(WHAT YOU NEED TO DO): Show every line where "骨科医师查房手册" occurs.

-*-

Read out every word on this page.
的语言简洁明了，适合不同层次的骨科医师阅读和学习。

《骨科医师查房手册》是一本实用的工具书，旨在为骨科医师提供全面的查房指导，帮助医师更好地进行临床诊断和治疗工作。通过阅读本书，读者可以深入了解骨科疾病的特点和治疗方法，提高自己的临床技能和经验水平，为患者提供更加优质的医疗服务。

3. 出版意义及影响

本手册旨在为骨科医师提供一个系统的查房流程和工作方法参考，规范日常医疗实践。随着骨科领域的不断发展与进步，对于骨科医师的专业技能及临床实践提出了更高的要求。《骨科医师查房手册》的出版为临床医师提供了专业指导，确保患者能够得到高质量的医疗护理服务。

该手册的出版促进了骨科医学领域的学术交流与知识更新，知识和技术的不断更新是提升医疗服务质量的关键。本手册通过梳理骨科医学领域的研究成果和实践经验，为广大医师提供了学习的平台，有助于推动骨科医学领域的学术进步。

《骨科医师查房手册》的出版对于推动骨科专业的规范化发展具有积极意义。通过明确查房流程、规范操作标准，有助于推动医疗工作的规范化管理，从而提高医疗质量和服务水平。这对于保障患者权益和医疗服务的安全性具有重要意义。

-*-

(PROBLEM SOLUTION):
《骨科医师查房手册》是一本实用的工具书，旨在为骨科医师提供全面的查房指导，帮助医师更好地进行临床诊断和治疗工作。通过阅读本书，读者可以深入了解骨科疾病的特点和治疗方法，提高自己的临床技能和经验水平，为患者提供更加优质的医疗服务。
本手册旨在为骨科医师提供一个系统的查房流程和工作方法参考，规范日常医疗实践。随着骨科领域的不断发展与进步，对于骨科医师的专业技能及临床实践提出了更高的要求。《骨科医师查房手册》的出版为临床医师提供了专业指导，确保患者能够得到高质量的医疗护理服务。
《骨科医师查房手册》的出版对于推动骨科专业的规范化发展具有积极意义。通过明确查房流程、规范操作标准，有助于推动医疗工作的规范化管理，从而提高医疗质量和服务水平。这对于保障患者权益和医疗服务的安全性具有重要意义。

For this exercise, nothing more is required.